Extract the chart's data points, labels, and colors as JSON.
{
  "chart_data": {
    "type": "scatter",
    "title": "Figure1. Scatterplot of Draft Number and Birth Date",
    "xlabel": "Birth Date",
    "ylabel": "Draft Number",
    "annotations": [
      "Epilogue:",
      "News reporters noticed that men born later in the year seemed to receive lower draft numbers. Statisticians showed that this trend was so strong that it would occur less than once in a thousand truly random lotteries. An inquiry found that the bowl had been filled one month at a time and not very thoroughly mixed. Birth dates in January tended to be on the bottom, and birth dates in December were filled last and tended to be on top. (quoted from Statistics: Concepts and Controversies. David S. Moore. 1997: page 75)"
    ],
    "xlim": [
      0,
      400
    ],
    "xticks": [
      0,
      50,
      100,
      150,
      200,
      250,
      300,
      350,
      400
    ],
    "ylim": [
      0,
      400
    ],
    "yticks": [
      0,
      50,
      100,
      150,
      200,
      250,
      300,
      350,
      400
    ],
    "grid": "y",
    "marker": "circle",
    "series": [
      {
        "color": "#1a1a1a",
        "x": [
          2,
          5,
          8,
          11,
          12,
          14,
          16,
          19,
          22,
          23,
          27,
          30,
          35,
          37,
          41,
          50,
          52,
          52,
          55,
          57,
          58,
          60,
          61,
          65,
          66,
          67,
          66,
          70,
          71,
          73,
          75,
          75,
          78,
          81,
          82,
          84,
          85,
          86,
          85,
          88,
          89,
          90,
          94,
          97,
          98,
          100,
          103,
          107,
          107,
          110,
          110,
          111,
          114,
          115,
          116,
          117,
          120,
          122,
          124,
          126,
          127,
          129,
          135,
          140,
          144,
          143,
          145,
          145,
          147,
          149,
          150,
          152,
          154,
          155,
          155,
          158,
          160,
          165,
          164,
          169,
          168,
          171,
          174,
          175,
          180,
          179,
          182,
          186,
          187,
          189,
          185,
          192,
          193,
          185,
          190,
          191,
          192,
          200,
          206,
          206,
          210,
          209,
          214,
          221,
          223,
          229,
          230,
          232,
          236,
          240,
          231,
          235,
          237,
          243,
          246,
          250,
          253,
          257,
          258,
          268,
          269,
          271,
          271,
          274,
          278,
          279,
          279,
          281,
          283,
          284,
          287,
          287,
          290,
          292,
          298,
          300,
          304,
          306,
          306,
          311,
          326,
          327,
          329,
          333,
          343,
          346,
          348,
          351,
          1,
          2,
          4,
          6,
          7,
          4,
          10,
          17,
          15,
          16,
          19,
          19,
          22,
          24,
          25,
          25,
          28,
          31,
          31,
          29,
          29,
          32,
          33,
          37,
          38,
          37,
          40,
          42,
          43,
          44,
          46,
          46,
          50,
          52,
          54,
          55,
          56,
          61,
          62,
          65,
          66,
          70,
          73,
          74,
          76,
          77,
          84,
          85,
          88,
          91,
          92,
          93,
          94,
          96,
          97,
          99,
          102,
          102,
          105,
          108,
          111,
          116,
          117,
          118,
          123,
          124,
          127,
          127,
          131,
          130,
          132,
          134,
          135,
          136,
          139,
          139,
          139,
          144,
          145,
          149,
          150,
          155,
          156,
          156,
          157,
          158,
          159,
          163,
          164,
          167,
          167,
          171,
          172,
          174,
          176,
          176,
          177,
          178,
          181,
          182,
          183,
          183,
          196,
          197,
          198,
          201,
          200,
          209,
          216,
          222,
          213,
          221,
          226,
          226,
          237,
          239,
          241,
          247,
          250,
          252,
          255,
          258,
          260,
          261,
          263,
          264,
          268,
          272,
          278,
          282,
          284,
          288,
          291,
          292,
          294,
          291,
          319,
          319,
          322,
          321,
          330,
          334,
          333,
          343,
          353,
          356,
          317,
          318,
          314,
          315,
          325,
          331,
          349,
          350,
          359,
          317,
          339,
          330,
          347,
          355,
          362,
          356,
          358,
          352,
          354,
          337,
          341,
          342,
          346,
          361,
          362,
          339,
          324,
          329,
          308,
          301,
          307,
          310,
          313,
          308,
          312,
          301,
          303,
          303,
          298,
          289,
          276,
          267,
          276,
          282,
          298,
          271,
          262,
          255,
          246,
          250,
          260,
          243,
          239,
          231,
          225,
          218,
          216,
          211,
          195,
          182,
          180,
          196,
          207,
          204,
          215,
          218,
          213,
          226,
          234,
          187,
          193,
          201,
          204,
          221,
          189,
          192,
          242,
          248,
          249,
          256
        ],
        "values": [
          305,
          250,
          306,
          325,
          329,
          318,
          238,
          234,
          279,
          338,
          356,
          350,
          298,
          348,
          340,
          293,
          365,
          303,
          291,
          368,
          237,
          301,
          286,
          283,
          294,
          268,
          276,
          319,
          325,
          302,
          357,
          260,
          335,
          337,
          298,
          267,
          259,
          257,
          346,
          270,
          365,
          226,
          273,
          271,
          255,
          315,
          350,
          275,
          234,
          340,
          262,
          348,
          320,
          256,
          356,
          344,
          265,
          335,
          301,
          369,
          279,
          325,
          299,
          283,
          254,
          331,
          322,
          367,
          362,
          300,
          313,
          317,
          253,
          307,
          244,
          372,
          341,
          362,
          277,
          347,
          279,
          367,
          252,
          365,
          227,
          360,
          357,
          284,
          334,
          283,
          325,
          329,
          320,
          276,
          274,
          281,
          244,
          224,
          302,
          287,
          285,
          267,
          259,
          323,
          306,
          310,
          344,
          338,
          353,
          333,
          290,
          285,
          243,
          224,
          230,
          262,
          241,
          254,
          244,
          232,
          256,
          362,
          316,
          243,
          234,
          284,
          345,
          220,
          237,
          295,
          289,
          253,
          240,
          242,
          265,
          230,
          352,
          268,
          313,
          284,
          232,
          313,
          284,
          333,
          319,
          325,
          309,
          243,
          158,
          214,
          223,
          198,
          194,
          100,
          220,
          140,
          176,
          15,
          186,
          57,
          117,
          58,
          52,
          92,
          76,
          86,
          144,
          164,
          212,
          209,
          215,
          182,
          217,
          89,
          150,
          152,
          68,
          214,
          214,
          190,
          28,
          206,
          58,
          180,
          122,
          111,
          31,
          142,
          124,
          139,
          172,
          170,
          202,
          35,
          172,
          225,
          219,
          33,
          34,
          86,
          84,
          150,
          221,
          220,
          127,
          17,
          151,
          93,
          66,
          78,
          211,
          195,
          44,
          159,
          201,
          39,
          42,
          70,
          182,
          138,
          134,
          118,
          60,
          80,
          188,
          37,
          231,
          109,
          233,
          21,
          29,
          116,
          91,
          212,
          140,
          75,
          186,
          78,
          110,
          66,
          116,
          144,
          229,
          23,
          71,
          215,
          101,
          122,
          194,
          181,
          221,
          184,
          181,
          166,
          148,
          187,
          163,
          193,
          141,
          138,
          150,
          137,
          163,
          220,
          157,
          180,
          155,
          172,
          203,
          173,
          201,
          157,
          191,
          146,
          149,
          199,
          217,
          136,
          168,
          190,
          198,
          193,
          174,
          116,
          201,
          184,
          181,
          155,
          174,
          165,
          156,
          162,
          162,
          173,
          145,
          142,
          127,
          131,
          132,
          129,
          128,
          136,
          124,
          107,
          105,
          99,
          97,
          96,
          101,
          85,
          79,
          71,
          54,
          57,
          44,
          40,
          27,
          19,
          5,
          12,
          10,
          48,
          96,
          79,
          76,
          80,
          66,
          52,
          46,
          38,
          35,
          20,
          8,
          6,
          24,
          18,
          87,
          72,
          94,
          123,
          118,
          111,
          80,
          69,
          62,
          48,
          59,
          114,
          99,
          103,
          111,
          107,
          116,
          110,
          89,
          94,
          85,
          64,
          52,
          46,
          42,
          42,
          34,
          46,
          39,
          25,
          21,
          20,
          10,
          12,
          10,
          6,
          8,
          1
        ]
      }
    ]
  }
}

▶ _The request_:
Give back the whole listing, word for word.

▶ _Task result_:
Extract the chart's data points, labels, and colors as JSON.
{
  "chart_data": {
    "type": "scatter",
    "title": "Figure1. Scatterplot of Draft Number and Birth Date",
    "xlabel": "Birth Date",
    "ylabel": "Draft Number",
    "annotations": [
      "Epilogue:",
      "News reporters noticed that men born later in the year seemed to receive lower draft numbers. Statisticians showed that this trend was so strong that it would occur less than once in a thousand truly random lotteries. An inquiry found that the bowl had been filled one month at a time and not very thoroughly mixed. Birth dates in January tended to be on the bottom, and birth dates in December were filled last and tended to be on top. (quoted from Statistics: Concepts and Controversies. David S. Moore. 1997: page 75)"
    ],
    "xlim": [
      0,
      400
    ],
    "xticks": [
      0,
      50,
      100,
      150,
      200,
      250,
      300,
      350,
      400
    ],
    "ylim": [
      0,
      400
    ],
    "yticks": [
      0,
      50,
      100,
      150,
      200,
      250,
      300,
      350,
      400
    ],
    "grid": "y",
    "marker": "circle",
    "series": [
      {
        "color": "#1a1a1a",
        "x": [
          2,
          5,
          8,
          11,
          12,
          14,
          16,
          19,
          22,
          23,
          27,
          30,
          35,
          37,
          41,
          50,
          52,
          52,
          55,
          57,
          58,
          60,
          61,
          65,
          66,
          67,
          66,
          70,
          71,
          73,
          75,
          75,
          78,
          81,
          82,
          84,
          85,
          86,
          85,
          88,
          89,
          90,
          94,
          97,
          98,
          100,
          103,
          107,
          107,
          110,
          110,
          111,
          114,
          115,
          116,
          117,
          120,
          122,
          124,
          126,
          127,
          129,
          135,
          140,
          144,
          143,
          145,
          145,
          147,
          149,
          150,
          152,
          154,
          155,
          155,
          158,
          160,
          165,
          164,
          169,
          168,
          171,
          174,
          175,
          180,
          179,
          182,
          186,
          187,
          189,
          185,
          192,
          193,
          185,
          190,
          191,
          192,
          200,
          206,
          206,
          210,
          209,
          214,
          221,
          223,
          229,
          230,
          232,
          236,
          240,
          231,
          235,
          237,
          243,
          246,
          250,
          253,
          257,
          258,
          268,
          269,
          271,
          271,
          274,
          278,
          279,
          279,
          281,
          283,
          284,
          287,
          287,
          290,
          292,
          298,
          300,
          304,
          306,
          306,
          311,
          326,
          327,
          329,
          333,
          343,
          346,
          348,
          351,
          1,
          2,
          4,
          6,
          7,
          4,
          10,
          17,
          15,
          16,
          19,
          19,
          22,
          24,
          25,
          25,
          28,
          31,
          31,
          29,
          29,
          32,
          33,
          37,
          38,
          37,
          40,
          42,
          43,
          44,
          46,
          46,
          50,
          52,
          54,
          55,
          56,
          61,
          62,
          65,
          66,
          70,
          73,
          74,
          76,
          77,
          84,
          85,
          88,
          91,
          92,
          93,
          94,
          96,
          97,
          99,
          102,
          102,
          105,
          108,
          111,
          116,
          117,
          118,
          123,
          124,
          127,
          127,
          131,
          130,
          132,
          134,
          135,
          136,
          139,
          139,
          139,
          144,
          145,
          149,
          150,
          155,
          156,
          156,
          157,
          158,
          159,
          163,
          164,
          167,
          167,
          171,
          172,
          174,
          176,
          176,
          177,
          178,
          181,
          182,
          183,
          183,
          196,
          197,
          198,
          201,
          200,
          209,
          216,
          222,
          213,
          221,
          226,
          226,
          237,
          239,
          241,
          247,
          250,
          252,
          255,
          258,
          260,
          261,
          263,
          264,
          268,
          272,
          278,
          282,
          284,
          288,
          291,
          292,
          294,
          291,
          319,
          319,
          322,
          321,
          330,
          334,
          333,
          343,
          353,
          356,
          317,
          318,
          314,
          315,
          325,
          331,
          349,
          350,
          359,
          317,
          339,
          330,
          347,
          355,
          362,
          356,
          358,
          352,
          354,
          337,
          341,
          342,
          346,
          361,
          362,
          339,
          324,
          329,
          308,
          301,
          307,
          310,
          313,
          308,
          312,
          301,
          303,
          303,
          298,
          289,
          276,
          267,
          276,
          282,
          298,
          271,
          262,
          255,
          246,
          250,
          260,
          243,
          239,
          231,
          225,
          218,
          216,
          211,
          195,
          182,
          180,
          196,
          207,
          204,
          215,
          218,
          213,
          226,
          234,
          187,
          193,
          201,
          204,
          221,
          189,
          192,
          242,
          248,
          249,
          256
        ],
        "values": [
          305,
          250,
          306,
          325,
          329,
          318,
          238,
          234,
          279,
          338,
          356,
          350,
          298,
          348,
          340,
          293,
          365,
          303,
          291,
          368,
          237,
          301,
          286,
          283,
          294,
          268,
          276,
          319,
          325,
          302,
          357,
          260,
          335,
          337,
          298,
          267,
          259,
          257,
          346,
          270,
          365,
          226,
          273,
          271,
          255,
          315,
          350,
          275,
          234,
          340,
          262,
          348,
          320,
          256,
          356,
          344,
          265,
          335,
          301,
          369,
          279,
          325,
          299,
          283,
          254,
          331,
          322,
          367,
          362,
          300,
          313,
          317,
          253,
          307,
          244,
          372,
          341,
          362,
          277,
          347,
          279,
          367,
          252,
          365,
          227,
          360,
          357,
          284,
          334,
          283,
          325,
          329,
          320,
          276,
          274,
          281,
          244,
          224,
          302,
          287,
          285,
          267,
          259,
          323,
          306,
          310,
          344,
          338,
          353,
          333,
          290,
          285,
          243,
          224,
          230,
          262,
          241,
          254,
          244,
          232,
          256,
          362,
          316,
          243,
          234,
          284,
          345,
          220,
          237,
          295,
          289,
          253,
          240,
          242,
          265,
          230,
          352,
          268,
          313,
          284,
          232,
          313,
          284,
          333,
          319,
          325,
          309,
          243,
          158,
          214,
          223,
          198,
          194,
          100,
          220,
          140,
          176,
          15,
          186,
          57,
          117,
          58,
          52,
          92,
          76,
          86,
          144,
          164,
          212,
          209,
          215,
          182,
          217,
          89,
          150,
          152,
          68,
          214,
          214,
          190,
          28,
          206,
          58,
          180,
          122,
          111,
          31,
          142,
          124,
          139,
          172,
          170,
          202,
          35,
          172,
          225,
          219,
          33,
          34,
          86,
          84,
          150,
          221,
          220,
          127,
          17,
          151,
          93,
          66,
          78,
          211,
          195,
          44,
          159,
          201,
          39,
          42,
          70,
          182,
          138,
          134,
          118,
          60,
          80,
          188,
          37,
          231,
          109,
          233,
          21,
          29,
          116,
          91,
          212,
          140,
          75,
          186,
          78,
          110,
          66,
          116,
          144,
          229,
          23,
          71,
          215,
          101,
          122,
          194,
          181,
          221,
          184,
          181,
          166,
          148,
          187,
          163,
          193,
          141,
          138,
          150,
          137,
          163,
          220,
          157,
          180,
          155,
          172,
          203,
          173,
          201,
          157,
          191,
          146,
          149,
          199,
          217,
          136,
          168,
          190,
          198,
          193,
          174,
          116,
          201,
          184,
          181,
          155,
          174,
          165,
          156,
          162,
          162,
          173,
          145,
          142,
          127,
          131,
          132,
          129,
          128,
          136,
          124,
          107,
          105,
          99,
          97,
          96,
          101,
          85,
          79,
          71,
          54,
          57,
          44,
          40,
          27,
          19,
          5,
          12,
          10,
          48,
          96,
          79,
          76,
          80,
          66,
          52,
          46,
          38,
          35,
          20,
          8,
          6,
          24,
          18,
          87,
          72,
          94,
          123,
          118,
          111,
          80,
          69,
          62,
          48,
          59,
          114,
          99,
          103,
          111,
          107,
          116,
          110,
          89,
          94,
          85,
          64,
          52,
          46,
          42,
          42,
          34,
          46,
          39,
          25,
          21,
          20,
          10,
          12,
          10,
          6,
          8,
          1
        ]
      }
    ]
  }
}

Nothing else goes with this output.